RECORD SET |
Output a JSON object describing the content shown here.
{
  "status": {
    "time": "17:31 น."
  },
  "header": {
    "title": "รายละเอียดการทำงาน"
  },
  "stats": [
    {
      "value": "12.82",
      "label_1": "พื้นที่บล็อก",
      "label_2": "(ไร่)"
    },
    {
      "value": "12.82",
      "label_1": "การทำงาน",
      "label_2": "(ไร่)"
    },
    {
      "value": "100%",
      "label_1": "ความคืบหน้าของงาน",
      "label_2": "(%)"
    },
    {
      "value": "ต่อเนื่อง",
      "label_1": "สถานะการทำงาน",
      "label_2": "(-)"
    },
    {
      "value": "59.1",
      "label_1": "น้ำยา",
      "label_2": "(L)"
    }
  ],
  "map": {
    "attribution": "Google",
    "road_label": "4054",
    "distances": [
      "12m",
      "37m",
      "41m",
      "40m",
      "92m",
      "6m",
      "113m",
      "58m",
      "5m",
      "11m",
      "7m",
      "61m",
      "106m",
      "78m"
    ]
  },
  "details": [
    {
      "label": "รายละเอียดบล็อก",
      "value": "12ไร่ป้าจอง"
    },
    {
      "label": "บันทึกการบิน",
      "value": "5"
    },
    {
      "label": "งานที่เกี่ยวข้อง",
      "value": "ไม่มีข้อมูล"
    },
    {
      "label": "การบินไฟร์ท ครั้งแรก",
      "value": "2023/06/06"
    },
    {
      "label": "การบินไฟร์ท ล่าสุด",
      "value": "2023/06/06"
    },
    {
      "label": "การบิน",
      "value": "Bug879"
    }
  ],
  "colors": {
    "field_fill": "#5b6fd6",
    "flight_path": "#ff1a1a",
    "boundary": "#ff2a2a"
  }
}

WHAT TO DO | Copy out every line of the listing that includes the string "value".

COMPLETED EXERCISE |
      "value": "12.82",
      "value": "12.82",
      "value": "100%",
      "value": "ต่อเนื่อง",
      "value": "59.1",
      "value": "12ไร่ป้าจอง"
      "value": "5"
      "value": "ไม่มีข้อมูล"
      "value": "2023/06/06"
      "value": "2023/06/06"
      "value": "Bug879"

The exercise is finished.